____ DATA ENTRIES

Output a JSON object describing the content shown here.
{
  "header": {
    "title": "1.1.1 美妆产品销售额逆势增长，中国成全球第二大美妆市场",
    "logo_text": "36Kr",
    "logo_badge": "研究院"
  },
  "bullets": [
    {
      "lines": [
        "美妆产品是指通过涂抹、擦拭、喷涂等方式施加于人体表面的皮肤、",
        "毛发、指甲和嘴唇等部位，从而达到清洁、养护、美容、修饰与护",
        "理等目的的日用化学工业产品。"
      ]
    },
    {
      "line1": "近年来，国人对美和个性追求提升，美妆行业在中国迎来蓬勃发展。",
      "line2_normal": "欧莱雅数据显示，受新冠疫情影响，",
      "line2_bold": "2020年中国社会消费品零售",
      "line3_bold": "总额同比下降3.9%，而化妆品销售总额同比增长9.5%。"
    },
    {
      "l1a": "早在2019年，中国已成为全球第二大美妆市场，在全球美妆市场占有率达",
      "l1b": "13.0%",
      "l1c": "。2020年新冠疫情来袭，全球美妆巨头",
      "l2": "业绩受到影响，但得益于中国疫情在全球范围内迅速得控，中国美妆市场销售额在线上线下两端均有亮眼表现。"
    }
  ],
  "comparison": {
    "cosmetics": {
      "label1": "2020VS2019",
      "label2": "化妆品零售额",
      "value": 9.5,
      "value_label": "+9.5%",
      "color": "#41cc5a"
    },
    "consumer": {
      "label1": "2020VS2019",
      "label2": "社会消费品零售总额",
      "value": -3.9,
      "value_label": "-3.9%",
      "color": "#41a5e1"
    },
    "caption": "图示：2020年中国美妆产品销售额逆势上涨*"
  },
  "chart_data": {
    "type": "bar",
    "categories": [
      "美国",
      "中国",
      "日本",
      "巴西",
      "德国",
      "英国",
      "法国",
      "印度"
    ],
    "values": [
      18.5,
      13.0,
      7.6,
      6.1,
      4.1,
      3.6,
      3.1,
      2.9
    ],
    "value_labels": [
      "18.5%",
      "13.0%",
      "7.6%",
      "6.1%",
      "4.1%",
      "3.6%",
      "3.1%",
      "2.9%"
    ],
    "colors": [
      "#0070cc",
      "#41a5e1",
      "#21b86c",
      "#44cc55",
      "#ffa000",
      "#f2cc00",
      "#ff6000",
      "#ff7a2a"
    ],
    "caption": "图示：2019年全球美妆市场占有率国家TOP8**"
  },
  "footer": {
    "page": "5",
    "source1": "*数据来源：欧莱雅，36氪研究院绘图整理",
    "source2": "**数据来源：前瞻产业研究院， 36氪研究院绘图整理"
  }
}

________

WHAT YOU HAVE TO DO: All the data must be duplicated exactly, with nothing added or removed.

ANSWER TO THIS EXERCISE:
Output a JSON object describing the content shown here.
{
  "header": {
    "title": "1.1.1 美妆产品销售额逆势增长，中国成全球第二大美妆市场",
    "logo_text": "36Kr",
    "logo_badge": "研究院"
  },
  "bullets": [
    {
      "lines": [
        "美妆产品是指通过涂抹、擦拭、喷涂等方式施加于人体表面的皮肤、",
        "毛发、指甲和嘴唇等部位，从而达到清洁、养护、美容、修饰与护",
        "理等目的的日用化学工业产品。"
      ]
    },
    {
      "line1": "近年来，国人对美和个性追求提升，美妆行业在中国迎来蓬勃发展。",
      "line2_normal": "欧莱雅数据显示，受新冠疫情影响，",
      "line2_bold": "2020年中国社会消费品零售",
      "line3_bold": "总额同比下降3.9%，而化妆品销售总额同比增长9.5%。"
    },
    {
      "l1a": "早在2019年，中国已成为全球第二大美妆市场，在全球美妆市场占有率达",
      "l1b": "13.0%",
      "l1c": "。2020年新冠疫情来袭，全球美妆巨头",
      "l2": "业绩受到影响，但得益于中国疫情在全球范围内迅速得控，中国美妆市场销售额在线上线下两端均有亮眼表现。"
    }
  ],
  "comparison": {
    "cosmetics": {
      "label1": "2020VS2019",
      "label2": "化妆品零售额",
      "value": 9.5,
      "value_label": "+9.5%",
      "color": "#41cc5a"
    },
    "consumer": {
      "label1": "2020VS2019",
      "label2": "社会消费品零售总额",
      "value": -3.9,
      "value_label": "-3.9%",
      "color": "#41a5e1"
    },
    "caption": "图示：2020年中国美妆产品销售额逆势上涨*"
  },
  "chart_data": {
    "type": "bar",
    "categories": [
      "美国",
      "中国",
      "日本",
      "巴西",
      "德国",
      "英国",
      "法国",
      "印度"
    ],
    "values": [
      18.5,
      13.0,
      7.6,
      6.1,
      4.1,
      3.6,
      3.1,
      2.9
    ],
    "value_labels": [
      "18.5%",
      "13.0%",
      "7.6%",
      "6.1%",
      "4.1%",
      "3.6%",
      "3.1%",
      "2.9%"
    ],
    "colors": [
      "#0070cc",
      "#41a5e1",
      "#21b86c",
      "#44cc55",
      "#ffa000",
      "#f2cc00",
      "#ff6000",
      "#ff7a2a"
    ],
    "caption": "图示：2019年全球美妆市场占有率国家TOP8**"
  },
  "footer": {
    "page": "5",
    "source1": "*数据来源：欧莱雅，36氪研究院绘图整理",
    "source2": "**数据来源：前瞻产业研究院， 36氪研究院绘图整理"
  }
}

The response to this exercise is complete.